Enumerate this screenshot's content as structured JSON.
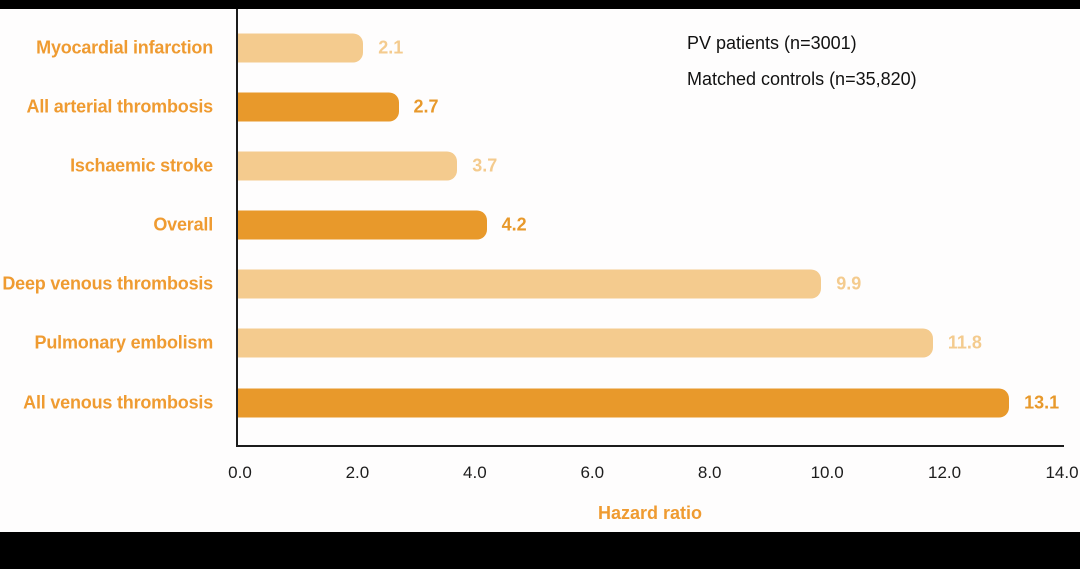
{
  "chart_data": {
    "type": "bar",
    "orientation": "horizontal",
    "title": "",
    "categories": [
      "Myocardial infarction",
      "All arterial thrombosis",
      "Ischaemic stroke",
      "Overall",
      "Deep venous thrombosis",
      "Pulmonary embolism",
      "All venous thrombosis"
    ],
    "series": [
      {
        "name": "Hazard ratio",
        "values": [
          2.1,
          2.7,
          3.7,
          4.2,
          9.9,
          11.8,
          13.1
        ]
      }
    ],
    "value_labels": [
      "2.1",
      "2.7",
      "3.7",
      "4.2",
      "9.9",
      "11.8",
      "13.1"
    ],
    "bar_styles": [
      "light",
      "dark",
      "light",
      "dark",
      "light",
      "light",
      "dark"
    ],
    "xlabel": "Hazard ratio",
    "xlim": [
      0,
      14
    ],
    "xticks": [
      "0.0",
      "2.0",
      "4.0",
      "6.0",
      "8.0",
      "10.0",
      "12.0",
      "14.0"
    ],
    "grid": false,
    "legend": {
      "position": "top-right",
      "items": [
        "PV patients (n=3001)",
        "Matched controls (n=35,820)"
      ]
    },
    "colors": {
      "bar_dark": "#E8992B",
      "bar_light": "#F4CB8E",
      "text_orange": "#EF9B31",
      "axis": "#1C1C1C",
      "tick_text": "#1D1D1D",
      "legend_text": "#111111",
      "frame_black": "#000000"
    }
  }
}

......

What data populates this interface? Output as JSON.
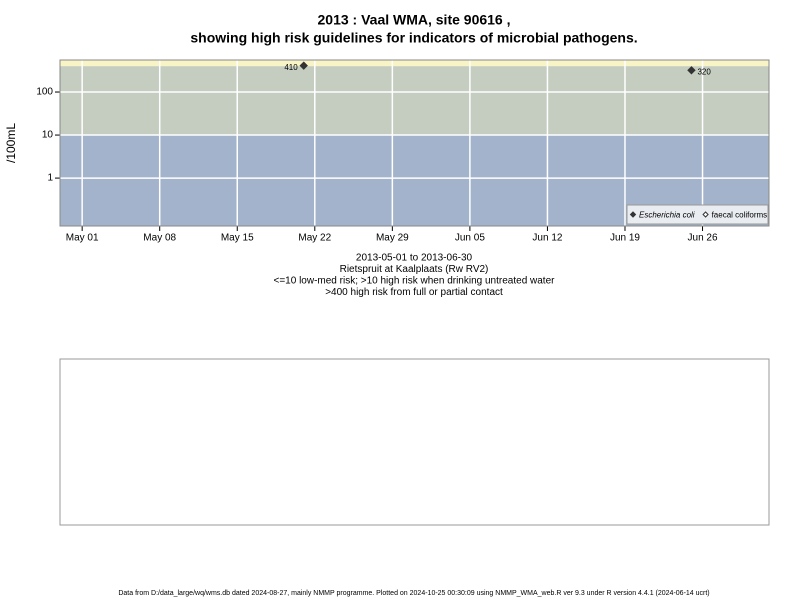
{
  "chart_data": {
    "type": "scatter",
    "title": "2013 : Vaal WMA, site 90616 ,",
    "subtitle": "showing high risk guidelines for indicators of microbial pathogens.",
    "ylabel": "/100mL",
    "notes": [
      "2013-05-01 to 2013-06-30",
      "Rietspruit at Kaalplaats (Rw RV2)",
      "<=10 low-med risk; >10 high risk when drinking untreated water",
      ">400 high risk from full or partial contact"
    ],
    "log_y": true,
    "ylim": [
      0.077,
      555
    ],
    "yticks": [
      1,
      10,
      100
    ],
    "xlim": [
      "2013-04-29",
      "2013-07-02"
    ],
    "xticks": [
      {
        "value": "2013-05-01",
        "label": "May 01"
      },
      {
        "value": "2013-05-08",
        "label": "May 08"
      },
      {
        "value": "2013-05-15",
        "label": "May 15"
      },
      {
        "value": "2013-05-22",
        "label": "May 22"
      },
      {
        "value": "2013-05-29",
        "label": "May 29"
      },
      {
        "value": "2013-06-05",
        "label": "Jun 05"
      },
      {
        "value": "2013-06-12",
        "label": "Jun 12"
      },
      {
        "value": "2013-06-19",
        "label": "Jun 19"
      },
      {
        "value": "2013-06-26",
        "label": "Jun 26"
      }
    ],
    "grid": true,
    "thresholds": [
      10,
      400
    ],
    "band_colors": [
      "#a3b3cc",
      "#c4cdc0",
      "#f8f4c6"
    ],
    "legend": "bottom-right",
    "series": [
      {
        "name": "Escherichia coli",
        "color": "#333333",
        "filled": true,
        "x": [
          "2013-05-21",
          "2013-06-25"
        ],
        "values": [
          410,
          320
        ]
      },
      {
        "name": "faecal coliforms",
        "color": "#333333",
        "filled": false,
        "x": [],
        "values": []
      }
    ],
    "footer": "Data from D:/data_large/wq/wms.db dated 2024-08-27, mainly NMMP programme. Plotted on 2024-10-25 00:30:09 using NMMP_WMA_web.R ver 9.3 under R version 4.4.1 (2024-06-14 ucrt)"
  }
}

......

What to do
Go through the entries above and copy each line with "right" in it.

The completed task
      "position": "top-right",
    "legend": "bottom-right",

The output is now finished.